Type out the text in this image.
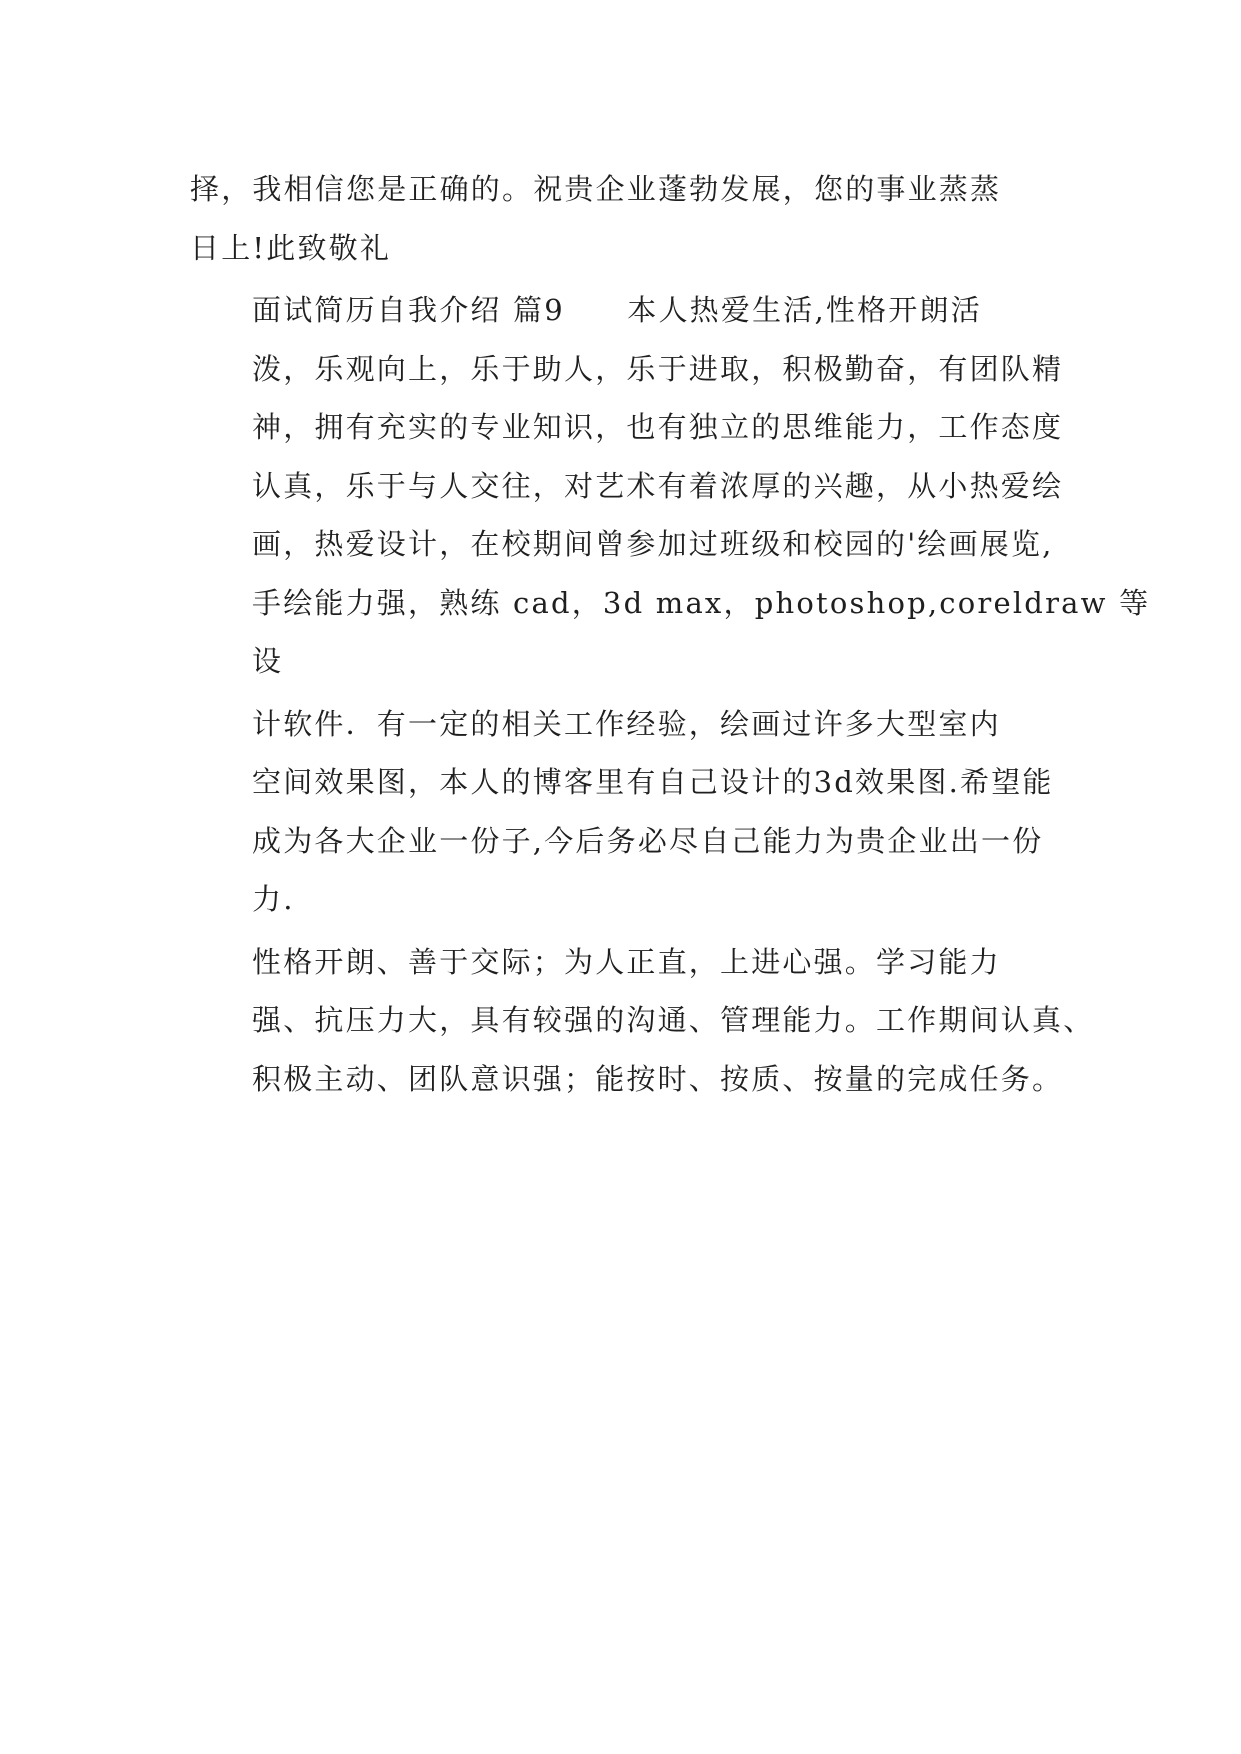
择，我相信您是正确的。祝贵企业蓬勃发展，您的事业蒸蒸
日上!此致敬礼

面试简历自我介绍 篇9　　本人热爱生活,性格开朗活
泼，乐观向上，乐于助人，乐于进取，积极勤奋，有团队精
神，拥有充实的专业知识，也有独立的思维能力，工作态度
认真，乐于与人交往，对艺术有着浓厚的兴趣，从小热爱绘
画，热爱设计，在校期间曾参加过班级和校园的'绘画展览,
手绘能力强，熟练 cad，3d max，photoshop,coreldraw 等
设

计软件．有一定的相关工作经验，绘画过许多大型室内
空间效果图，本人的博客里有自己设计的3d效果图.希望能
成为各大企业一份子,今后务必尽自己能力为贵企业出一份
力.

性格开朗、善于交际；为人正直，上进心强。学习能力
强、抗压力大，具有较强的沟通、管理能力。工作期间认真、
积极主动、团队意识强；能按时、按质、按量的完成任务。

==============================

### WHAT TO PRODUCE
All records should be output exactly, with the pictures left out.

### EXERCISE RESPONSE
Type out the text in this image.
择，我相信您是正确的。祝贵企业蓬勃发展，您的事业蒸蒸
日上!此致敬礼

面试简历自我介绍 篇9　　本人热爱生活,性格开朗活
泼，乐观向上，乐于助人，乐于进取，积极勤奋，有团队精
神，拥有充实的专业知识，也有独立的思维能力，工作态度
认真，乐于与人交往，对艺术有着浓厚的兴趣，从小热爱绘
画，热爱设计，在校期间曾参加过班级和校园的'绘画展览,
手绘能力强，熟练 cad，3d max，photoshop,coreldraw 等
设

计软件．有一定的相关工作经验，绘画过许多大型室内
空间效果图，本人的博客里有自己设计的3d效果图.希望能
成为各大企业一份子,今后务必尽自己能力为贵企业出一份
力.

性格开朗、善于交际；为人正直，上进心强。学习能力
强、抗压力大，具有较强的沟通、管理能力。工作期间认真、
积极主动、团队意识强；能按时、按质、按量的完成任务。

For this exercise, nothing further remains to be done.